Start of Information shown
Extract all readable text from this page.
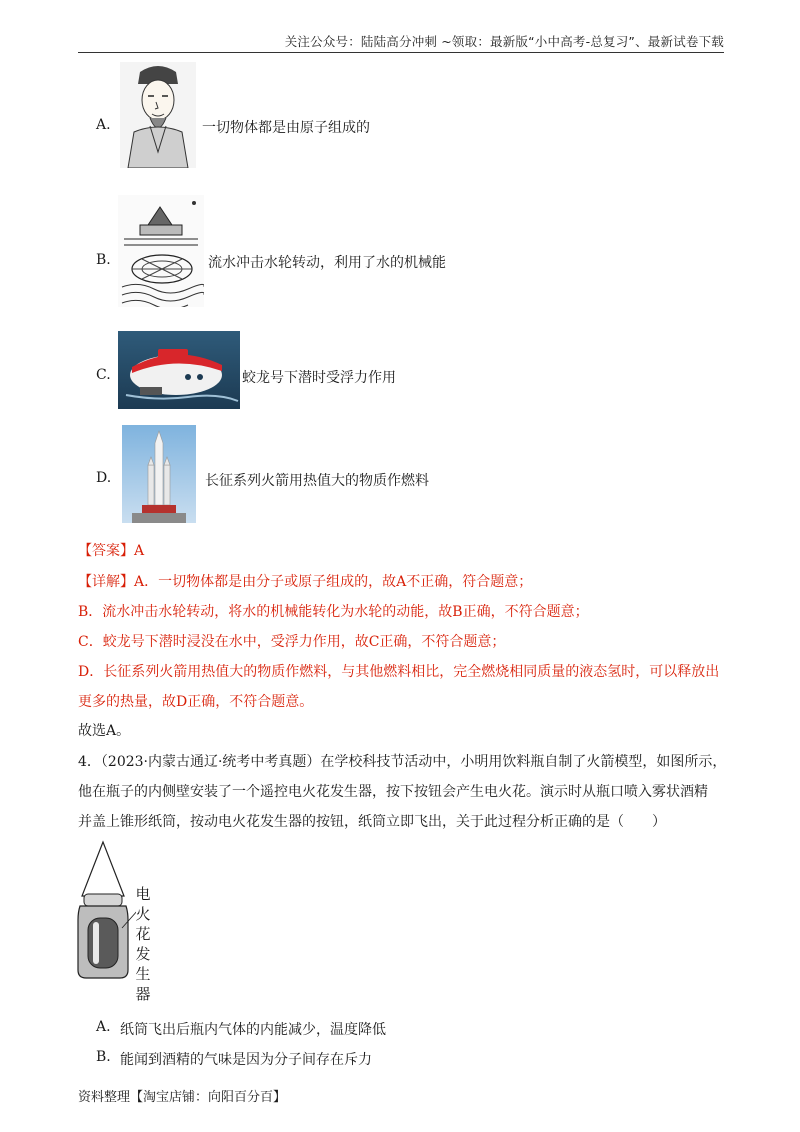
关注公众号：陆陆高分冲刺 ~领取：最新版“小中高考-总复习”、最新试卷下载
A.	一切物体都是由原子组成的
B.	流水冲击水轮转动，利用了水的机械能
C.	蛟龙号下潜时受浮力作用
D.	长征系列火箭用热值大的物质作燃料
【答案】A
【详解】A．一切物体都是由分子或原子组成的，故A不正确，符合题意；
B．流水冲击水轮转动，将水的机械能转化为水轮的动能，故B正确，不符合题意；
C．蛟龙号下潜时浸没在水中，受浮力作用，故C正确，不符合题意；
D．长征系列火箭用热值大的物质作燃料，与其他燃料相比，完全燃烧相同质量的液态氢时，可以释放出
更多的热量，故D正确，不符合题意。
故选A。
4．（2023·内蒙古通辽·统考中考真题）在学校科技节活动中，小明用饮料瓶自制了火箭模型，如图所示，
他在瓶子的内侧壁安装了一个遥控电火花发生器，按下按钮会产生电火花。演示时从瓶口喷入雾状酒精
并盖上锥形纸筒，按动电火花发生器的按钮，纸筒立即飞出，关于此过程分析正确的是（　　）
电
火
花
发
生
器
A. 纸筒飞出后瓶内气体的内能减少，温度降低
B. 能闻到酒精的气味是因为分子间存在斥力
资料整理【淘宝店铺：向阳百分百】
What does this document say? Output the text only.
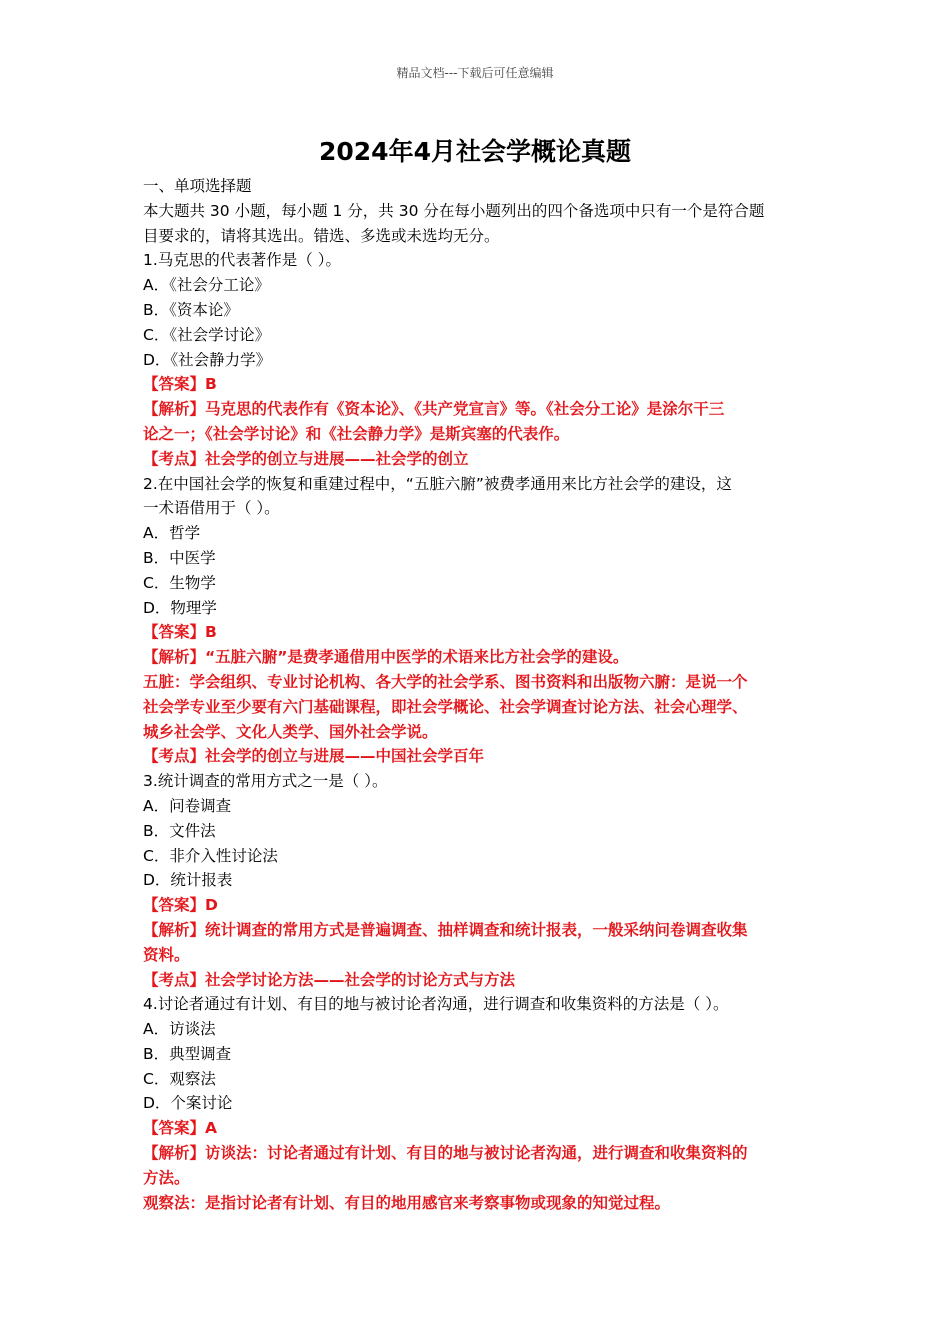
精品文档---下载后可任意编辑
2024年4月社会学概论真题
一、单项选择题
本大题共 30 小题，每小题 1 分，共 30 分在每小题列出的四个备选项中只有一个是符合题
目要求的，请将其选出。错选、多选或未选均无分。
1.马克思的代表著作是（ ）。
A．《社会分工论》
B．《资本论》
C．《社会学讨论》
D．《社会静力学》
【答案】B
【解析】马克思的代表作有《资本论》、《共产党宣言》等。《社会分工论》是涂尔干三
论之一；《社会学讨论》和《社会静力学》是斯宾塞的代表作。
【考点】社会学的创立与进展——社会学的创立
2.在中国社会学的恢复和重建过程中，“五脏六腑”被费孝通用来比方社会学的建设，这
一术语借用于（ ）。
A．哲学
B．中医学
C．生物学
D．物理学
【答案】B
【解析】“五脏六腑”是费孝通借用中医学的术语来比方社会学的建设。
五脏：学会组织、专业讨论机构、各大学的社会学系、图书资料和出版物六腑：是说一个
社会学专业至少要有六门基础课程，即社会学概论、社会学调查讨论方法、社会心理学、
城乡社会学、文化人类学、国外社会学说。
【考点】社会学的创立与进展——中国社会学百年
3.统计调查的常用方式之一是（ ）。
A．问卷调查
B．文件法
C．非介入性讨论法
D．统计报表
【答案】D
【解析】统计调查的常用方式是普遍调查、抽样调查和统计报表，一般采纳问卷调查收集
资料。
【考点】社会学讨论方法——社会学的讨论方式与方法
4.讨论者通过有计划、有目的地与被讨论者沟通，进行调查和收集资料的方法是（ ）。
A．访谈法
B．典型调查
C．观察法
D．个案讨论
【答案】A
【解析】访谈法：讨论者通过有计划、有目的地与被讨论者沟通，进行调查和收集资料的
方法。
观察法：是指讨论者有计划、有目的地用感官来考察事物或现象的知觉过程。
End of Information shown
What is asked: Which lines contain "流水冲击水轮转动"? Copy each of them out.

Answer for the task:
B.	流水冲击水轮转动，利用了水的机械能
B．流水冲击水轮转动，将水的机械能转化为水轮的动能，故B正确，不符合题意；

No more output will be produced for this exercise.